» GOAL: Output all lines exactly.

Dataset entries:
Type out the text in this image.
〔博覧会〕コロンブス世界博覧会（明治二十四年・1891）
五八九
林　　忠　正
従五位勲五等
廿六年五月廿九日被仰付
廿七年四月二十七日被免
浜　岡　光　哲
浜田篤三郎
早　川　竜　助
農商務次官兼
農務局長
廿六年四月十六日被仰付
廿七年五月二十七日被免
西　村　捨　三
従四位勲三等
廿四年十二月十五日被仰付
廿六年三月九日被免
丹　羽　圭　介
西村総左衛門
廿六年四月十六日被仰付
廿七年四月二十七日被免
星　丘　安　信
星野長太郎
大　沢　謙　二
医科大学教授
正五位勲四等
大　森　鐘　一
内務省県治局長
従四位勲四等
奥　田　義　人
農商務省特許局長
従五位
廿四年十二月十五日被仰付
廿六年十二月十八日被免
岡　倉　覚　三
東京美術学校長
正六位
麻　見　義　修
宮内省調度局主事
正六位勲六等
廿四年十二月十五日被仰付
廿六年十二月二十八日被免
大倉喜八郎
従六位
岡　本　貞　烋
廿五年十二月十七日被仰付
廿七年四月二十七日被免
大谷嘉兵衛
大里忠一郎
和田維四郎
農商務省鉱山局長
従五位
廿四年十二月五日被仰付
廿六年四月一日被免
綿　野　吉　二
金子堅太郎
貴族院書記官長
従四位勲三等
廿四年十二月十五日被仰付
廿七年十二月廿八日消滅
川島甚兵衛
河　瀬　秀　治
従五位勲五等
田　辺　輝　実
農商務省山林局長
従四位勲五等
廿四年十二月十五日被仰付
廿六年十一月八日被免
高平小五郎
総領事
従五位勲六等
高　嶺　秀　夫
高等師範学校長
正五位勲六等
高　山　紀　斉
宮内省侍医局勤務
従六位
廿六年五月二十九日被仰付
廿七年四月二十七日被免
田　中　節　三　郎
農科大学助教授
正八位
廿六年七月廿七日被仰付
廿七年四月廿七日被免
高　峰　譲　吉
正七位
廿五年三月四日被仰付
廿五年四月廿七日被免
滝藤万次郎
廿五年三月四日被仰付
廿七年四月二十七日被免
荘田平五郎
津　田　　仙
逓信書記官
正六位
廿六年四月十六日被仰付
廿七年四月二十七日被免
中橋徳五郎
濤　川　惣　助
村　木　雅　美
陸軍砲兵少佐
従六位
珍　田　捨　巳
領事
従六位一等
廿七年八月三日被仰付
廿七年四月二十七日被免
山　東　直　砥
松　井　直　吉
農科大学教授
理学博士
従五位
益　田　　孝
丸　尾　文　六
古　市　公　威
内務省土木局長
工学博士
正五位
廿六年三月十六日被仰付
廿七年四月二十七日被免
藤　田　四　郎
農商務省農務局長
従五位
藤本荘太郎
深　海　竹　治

» ANSWER IN FULL:
Type out the text in this image.
〔博覧会〕コロンブス世界博覧会（明治二十四年・1891）
五八九
林　　忠　正
従五位勲五等
廿六年五月廿九日被仰付
廿七年四月二十七日被免
浜　岡　光　哲
浜田篤三郎
早　川　竜　助
農商務次官兼
農務局長
廿六年四月十六日被仰付
廿七年五月二十七日被免
西　村　捨　三
従四位勲三等
廿四年十二月十五日被仰付
廿六年三月九日被免
丹　羽　圭　介
西村総左衛門
廿六年四月十六日被仰付
廿七年四月二十七日被免
星　丘　安　信
星野長太郎
大　沢　謙　二
医科大学教授
正五位勲四等
大　森　鐘　一
内務省県治局長
従四位勲四等
奥　田　義　人
農商務省特許局長
従五位
廿四年十二月十五日被仰付
廿六年十二月十八日被免
岡　倉　覚　三
東京美術学校長
正六位
麻　見　義　修
宮内省調度局主事
正六位勲六等
廿四年十二月十五日被仰付
廿六年十二月二十八日被免
大倉喜八郎
従六位
岡　本　貞　烋
廿五年十二月十七日被仰付
廿七年四月二十七日被免
大谷嘉兵衛
大里忠一郎
和田維四郎
農商務省鉱山局長
従五位
廿四年十二月五日被仰付
廿六年四月一日被免
綿　野　吉　二
金子堅太郎
貴族院書記官長
従四位勲三等
廿四年十二月十五日被仰付
廿七年十二月廿八日消滅
川島甚兵衛
河　瀬　秀　治
従五位勲五等
田　辺　輝　実
農商務省山林局長
従四位勲五等
廿四年十二月十五日被仰付
廿六年十一月八日被免
高平小五郎
総領事
従五位勲六等
高　嶺　秀　夫
高等師範学校長
正五位勲六等
高　山　紀　斉
宮内省侍医局勤務
従六位
廿六年五月二十九日被仰付
廿七年四月二十七日被免
田　中　節　三　郎
農科大学助教授
正八位
廿六年七月廿七日被仰付
廿七年四月廿七日被免
高　峰　譲　吉
正七位
廿五年三月四日被仰付
廿五年四月廿七日被免
滝藤万次郎
廿五年三月四日被仰付
廿七年四月二十七日被免
荘田平五郎
津　田　　仙
逓信書記官
正六位
廿六年四月十六日被仰付
廿七年四月二十七日被免
中橋徳五郎
濤　川　惣　助
村　木　雅　美
陸軍砲兵少佐
従六位
珍　田　捨　巳
領事
従六位一等
廿七年八月三日被仰付
廿七年四月二十七日被免
山　東　直　砥
松　井　直　吉
農科大学教授
理学博士
従五位
益　田　　孝
丸　尾　文　六
古　市　公　威
内務省土木局長
工学博士
正五位
廿六年三月十六日被仰付
廿七年四月二十七日被免
藤　田　四　郎
農商務省農務局長
従五位
藤本荘太郎
深　海　竹　治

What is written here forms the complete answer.